◆ **What the task asks**:
Work out how many lines contain "engaged". Reply with the count alone.

◆ **Provided records**:
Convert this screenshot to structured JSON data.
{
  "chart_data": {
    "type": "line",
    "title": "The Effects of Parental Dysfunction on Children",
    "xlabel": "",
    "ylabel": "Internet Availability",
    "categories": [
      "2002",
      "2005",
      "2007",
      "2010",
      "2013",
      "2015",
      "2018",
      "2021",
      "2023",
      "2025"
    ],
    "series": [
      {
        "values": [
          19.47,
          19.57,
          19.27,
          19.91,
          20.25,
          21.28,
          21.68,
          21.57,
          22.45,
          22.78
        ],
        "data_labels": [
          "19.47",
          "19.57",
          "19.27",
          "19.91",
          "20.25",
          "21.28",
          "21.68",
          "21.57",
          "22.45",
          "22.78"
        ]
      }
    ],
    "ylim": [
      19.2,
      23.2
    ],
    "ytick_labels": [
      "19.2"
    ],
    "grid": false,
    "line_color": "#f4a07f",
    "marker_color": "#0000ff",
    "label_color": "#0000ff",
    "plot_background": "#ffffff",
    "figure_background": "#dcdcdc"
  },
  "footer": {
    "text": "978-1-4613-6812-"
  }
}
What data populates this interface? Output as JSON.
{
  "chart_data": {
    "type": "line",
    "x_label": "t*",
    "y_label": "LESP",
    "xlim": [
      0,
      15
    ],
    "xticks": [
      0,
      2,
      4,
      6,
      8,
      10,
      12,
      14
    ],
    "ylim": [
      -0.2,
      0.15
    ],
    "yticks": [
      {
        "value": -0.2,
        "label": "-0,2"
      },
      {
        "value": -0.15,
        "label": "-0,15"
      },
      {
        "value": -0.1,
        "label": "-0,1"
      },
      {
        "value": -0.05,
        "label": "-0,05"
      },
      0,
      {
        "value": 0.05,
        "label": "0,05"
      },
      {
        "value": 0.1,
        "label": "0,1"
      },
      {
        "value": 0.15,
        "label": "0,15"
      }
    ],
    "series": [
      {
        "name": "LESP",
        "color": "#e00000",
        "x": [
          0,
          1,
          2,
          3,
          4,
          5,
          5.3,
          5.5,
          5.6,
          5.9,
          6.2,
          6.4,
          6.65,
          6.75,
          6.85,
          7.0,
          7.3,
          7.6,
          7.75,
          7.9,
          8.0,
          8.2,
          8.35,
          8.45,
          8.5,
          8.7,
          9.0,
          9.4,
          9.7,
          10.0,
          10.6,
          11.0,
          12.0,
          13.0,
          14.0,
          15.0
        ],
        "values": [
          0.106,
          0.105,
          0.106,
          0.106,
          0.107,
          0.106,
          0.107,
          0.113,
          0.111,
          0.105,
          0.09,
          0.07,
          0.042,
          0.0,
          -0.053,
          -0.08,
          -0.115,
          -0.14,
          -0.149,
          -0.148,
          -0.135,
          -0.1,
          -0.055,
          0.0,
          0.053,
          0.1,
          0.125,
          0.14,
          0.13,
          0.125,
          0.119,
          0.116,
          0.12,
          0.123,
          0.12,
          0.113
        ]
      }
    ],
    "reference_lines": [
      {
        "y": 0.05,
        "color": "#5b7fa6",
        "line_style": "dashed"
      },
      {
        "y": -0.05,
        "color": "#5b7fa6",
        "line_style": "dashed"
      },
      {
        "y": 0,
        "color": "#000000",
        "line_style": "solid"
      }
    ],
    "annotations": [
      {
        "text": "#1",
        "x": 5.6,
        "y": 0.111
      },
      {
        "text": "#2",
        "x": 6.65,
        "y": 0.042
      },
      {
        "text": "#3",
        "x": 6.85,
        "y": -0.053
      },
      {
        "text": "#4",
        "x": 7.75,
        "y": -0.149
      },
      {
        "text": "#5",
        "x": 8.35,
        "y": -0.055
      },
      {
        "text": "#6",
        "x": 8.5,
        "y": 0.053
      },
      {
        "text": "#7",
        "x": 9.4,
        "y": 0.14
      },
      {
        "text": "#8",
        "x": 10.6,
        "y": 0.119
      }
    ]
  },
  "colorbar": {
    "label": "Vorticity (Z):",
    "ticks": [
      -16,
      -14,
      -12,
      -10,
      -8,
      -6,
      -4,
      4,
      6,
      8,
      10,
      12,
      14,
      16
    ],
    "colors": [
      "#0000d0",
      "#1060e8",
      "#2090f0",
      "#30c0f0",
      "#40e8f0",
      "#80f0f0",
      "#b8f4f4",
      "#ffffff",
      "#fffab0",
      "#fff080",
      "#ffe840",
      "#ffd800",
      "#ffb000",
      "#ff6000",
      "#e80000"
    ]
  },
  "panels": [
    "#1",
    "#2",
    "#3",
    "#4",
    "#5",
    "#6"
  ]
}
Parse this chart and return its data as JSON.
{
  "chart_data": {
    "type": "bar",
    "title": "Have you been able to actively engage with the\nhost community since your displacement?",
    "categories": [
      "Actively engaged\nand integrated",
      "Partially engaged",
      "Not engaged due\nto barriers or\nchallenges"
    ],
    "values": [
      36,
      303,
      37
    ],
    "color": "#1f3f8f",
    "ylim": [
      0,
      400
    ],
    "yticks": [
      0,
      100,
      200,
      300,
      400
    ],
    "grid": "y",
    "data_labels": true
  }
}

◆ **Answer to this exercise**:
3